Input data:
---------------

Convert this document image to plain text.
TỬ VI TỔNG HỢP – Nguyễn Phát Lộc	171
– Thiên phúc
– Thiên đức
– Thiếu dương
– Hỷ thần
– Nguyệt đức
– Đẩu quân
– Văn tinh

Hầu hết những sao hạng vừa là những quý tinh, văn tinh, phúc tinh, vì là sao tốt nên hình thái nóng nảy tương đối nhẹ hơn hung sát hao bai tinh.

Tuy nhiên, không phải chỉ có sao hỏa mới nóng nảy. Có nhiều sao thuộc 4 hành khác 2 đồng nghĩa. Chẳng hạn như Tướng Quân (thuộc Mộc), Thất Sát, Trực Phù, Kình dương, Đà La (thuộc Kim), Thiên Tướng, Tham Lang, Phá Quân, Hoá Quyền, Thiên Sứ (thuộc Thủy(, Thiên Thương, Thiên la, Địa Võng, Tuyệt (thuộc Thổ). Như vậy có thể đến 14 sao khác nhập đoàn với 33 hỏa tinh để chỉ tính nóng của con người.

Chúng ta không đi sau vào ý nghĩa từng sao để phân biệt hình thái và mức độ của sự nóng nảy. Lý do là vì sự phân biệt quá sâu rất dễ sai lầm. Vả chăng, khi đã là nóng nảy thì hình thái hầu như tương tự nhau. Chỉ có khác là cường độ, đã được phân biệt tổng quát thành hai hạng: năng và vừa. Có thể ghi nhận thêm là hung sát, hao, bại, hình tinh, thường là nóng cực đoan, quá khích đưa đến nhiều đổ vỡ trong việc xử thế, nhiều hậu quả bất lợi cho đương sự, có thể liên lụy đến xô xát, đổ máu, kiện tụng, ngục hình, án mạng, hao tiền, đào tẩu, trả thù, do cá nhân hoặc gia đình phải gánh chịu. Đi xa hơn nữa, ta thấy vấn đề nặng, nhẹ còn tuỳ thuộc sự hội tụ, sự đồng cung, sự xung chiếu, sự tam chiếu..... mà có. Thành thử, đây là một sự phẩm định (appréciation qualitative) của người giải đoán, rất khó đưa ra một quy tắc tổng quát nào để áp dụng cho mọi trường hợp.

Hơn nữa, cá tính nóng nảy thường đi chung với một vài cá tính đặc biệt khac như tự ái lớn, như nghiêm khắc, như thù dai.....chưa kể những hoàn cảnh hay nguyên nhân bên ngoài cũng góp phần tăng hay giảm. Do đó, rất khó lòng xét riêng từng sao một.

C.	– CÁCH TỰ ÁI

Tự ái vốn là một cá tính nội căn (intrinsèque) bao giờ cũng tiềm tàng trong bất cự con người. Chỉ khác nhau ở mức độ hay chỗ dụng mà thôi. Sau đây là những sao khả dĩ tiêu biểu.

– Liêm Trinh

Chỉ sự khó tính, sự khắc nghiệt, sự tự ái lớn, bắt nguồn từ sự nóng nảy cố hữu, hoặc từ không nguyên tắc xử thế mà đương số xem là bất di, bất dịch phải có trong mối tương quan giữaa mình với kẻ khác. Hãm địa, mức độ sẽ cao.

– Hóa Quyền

---------------

Task requirements:
Gather each line in these records that contains the string "tinh".

Result for this exercise:
– Văn tinh
Hầu hết những sao hạng vừa là những quý tinh, văn tinh, phúc tinh, vì là sao tốt nên hình thái nóng nảy tương đối nhẹ hơn hung sát hao bai tinh.
Tuy nhiên, không phải chỉ có sao hỏa mới nóng nảy. Có nhiều sao thuộc 4 hành khác 2 đồng nghĩa. Chẳng hạn như Tướng Quân (thuộc Mộc), Thất Sát, Trực Phù, Kình dương, Đà La (thuộc Kim), Thiên Tướng, Tham Lang, Phá Quân, Hoá Quyền, Thiên Sứ (thuộc Thủy(, Thiên Thương, Thiên la, Địa Võng, Tuyệt (thuộc Thổ). Như vậy có thể đến 14 sao khác nhập đoàn với 33 hỏa tinh để chỉ tính nóng của con người.
Chúng ta không đi sau vào ý nghĩa từng sao để phân biệt hình thái và mức độ của sự nóng nảy. Lý do là vì sự phân biệt quá sâu rất dễ sai lầm. Vả chăng, khi đã là nóng nảy thì hình thái hầu như tương tự nhau. Chỉ có khác là cường độ, đã được phân biệt tổng quát thành hai hạng: năng và vừa. Có thể ghi nhận thêm là hung sát, hao, bại, hình tinh, thường là nóng cực đoan, quá khích đưa đến nhiều đổ vỡ trong việc xử thế, nhiều hậu quả bất lợi cho đương sự, có thể liên lụy đến xô xát, đổ máu, kiện tụng, ngục hình, án mạng, hao tiền, đào tẩu, trả thù, do cá nhân hoặc gia đình phải gánh chịu. Đi xa hơn nữa, ta thấy vấn đề nặng, nhẹ còn tuỳ thuộc sự hội tụ, sự đồng cung, sự xung chiếu, sự tam chiếu..... mà có. Thành thử, đây là một sự phẩm định (appréciation qualitative) của người giải đoán, rất khó đưa ra một quy tắc tổng quát nào để áp dụng cho mọi trường hợp.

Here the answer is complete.